BEGIN LISTING
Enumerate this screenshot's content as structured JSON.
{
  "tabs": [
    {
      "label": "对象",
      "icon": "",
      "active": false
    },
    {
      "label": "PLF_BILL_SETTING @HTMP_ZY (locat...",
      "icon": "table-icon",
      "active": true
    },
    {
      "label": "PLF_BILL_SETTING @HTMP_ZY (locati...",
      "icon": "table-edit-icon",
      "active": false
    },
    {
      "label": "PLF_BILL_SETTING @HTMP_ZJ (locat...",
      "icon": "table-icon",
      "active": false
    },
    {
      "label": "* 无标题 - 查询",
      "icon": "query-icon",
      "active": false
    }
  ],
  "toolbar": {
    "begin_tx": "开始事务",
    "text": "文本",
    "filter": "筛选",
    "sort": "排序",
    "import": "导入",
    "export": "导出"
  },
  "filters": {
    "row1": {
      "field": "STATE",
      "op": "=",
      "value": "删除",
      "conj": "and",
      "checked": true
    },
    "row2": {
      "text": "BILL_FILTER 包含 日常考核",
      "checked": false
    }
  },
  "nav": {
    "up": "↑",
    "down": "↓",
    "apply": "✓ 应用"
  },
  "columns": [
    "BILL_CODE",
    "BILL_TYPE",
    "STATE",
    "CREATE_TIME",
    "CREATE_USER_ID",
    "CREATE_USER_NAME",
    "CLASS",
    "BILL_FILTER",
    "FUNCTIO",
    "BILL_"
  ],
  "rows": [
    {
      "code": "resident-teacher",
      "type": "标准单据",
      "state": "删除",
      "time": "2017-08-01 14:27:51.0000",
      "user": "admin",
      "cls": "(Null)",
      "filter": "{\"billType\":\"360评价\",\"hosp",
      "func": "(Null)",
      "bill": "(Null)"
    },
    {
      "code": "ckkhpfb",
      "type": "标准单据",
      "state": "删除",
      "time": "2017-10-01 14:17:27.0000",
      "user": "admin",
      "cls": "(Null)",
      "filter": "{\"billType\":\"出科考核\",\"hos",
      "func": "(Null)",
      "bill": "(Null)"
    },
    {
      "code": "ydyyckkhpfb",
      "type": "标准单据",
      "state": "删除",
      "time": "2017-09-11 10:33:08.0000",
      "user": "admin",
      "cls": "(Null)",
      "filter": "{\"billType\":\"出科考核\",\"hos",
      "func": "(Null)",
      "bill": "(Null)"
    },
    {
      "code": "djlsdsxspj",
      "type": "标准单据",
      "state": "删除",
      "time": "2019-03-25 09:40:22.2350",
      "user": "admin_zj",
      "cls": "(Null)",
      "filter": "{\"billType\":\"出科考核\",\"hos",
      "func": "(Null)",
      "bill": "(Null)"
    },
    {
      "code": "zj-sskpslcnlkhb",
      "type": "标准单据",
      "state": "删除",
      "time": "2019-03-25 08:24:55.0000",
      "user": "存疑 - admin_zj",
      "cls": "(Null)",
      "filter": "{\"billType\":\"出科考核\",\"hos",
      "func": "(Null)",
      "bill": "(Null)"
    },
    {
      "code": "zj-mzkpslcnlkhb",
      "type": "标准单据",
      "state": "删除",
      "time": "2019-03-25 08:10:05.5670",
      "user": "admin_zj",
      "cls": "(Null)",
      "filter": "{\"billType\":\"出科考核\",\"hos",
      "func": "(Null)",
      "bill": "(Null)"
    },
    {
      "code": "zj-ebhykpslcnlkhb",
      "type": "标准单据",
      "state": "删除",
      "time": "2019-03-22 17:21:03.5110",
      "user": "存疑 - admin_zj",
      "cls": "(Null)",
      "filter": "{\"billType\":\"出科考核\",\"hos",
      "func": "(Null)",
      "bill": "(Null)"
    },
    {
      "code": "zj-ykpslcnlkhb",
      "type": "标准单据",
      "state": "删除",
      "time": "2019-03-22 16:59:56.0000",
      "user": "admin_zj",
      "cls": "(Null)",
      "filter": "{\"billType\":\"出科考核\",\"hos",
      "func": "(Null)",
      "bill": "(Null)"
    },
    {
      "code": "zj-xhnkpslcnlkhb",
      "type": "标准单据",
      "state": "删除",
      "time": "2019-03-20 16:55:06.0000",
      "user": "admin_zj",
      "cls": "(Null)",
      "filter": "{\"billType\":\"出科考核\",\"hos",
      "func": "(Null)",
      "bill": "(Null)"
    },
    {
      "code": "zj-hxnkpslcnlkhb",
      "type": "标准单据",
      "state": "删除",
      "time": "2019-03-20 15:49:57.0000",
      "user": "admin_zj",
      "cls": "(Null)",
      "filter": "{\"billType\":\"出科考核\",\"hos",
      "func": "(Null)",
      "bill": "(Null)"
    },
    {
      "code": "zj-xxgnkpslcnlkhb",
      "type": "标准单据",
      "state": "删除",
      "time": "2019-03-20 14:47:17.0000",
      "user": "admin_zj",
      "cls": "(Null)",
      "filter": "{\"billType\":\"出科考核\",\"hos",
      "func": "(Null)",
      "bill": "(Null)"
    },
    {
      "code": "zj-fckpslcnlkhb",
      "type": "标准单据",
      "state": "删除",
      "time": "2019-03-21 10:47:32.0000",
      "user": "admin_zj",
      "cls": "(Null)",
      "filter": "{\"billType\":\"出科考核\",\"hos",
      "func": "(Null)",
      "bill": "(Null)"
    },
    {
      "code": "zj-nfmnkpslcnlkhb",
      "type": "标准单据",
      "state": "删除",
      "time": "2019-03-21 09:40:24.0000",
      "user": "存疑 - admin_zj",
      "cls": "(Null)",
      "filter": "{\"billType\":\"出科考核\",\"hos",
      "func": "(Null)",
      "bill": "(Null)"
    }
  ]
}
END LISTING
BEGIN LISTING
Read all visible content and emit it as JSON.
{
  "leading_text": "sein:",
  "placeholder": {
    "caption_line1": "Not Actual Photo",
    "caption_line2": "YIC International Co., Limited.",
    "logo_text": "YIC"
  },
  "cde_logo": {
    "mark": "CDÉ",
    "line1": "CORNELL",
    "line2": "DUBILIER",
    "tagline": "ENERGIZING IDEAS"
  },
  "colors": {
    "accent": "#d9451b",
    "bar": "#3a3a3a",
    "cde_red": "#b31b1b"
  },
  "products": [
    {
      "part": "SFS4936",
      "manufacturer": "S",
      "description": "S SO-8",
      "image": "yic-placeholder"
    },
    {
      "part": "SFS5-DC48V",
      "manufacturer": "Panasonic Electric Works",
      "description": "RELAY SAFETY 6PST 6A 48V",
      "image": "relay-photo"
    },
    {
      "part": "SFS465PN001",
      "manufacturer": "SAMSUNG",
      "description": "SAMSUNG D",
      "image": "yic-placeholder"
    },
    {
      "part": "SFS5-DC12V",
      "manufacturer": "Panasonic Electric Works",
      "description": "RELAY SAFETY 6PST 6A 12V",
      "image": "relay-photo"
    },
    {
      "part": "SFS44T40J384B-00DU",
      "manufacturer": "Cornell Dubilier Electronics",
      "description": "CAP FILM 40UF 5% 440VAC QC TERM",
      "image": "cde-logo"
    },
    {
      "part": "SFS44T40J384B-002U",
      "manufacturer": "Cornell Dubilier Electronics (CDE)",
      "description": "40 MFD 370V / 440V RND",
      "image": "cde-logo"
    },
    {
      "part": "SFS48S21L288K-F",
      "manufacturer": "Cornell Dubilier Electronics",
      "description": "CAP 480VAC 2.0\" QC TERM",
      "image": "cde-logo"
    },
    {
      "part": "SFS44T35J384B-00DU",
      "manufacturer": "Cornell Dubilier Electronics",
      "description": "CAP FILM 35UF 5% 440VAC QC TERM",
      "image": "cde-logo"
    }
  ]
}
END LISTING
BEGIN LISTING
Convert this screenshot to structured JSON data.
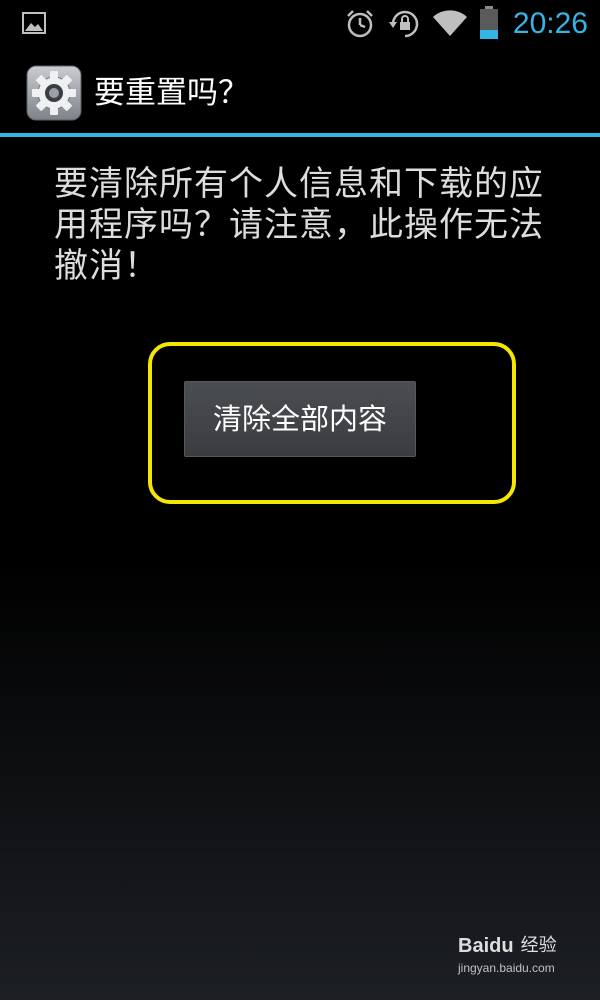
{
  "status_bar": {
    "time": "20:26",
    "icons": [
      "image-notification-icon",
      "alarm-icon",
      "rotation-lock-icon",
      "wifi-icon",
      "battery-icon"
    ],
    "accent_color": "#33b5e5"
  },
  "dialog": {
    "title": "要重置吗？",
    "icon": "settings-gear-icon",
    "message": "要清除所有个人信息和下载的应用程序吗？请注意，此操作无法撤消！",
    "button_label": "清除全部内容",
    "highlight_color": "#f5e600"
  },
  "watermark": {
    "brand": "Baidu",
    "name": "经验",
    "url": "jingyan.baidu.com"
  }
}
END LISTING
→ THE PROBLEM: Copy every line of the records above that holds the word "screenshot".

→ OUTPUT OF THE EXERCISE:
Enumerate this screenshot's content as structured JSON.
Convert this screenshot to structured JSON data.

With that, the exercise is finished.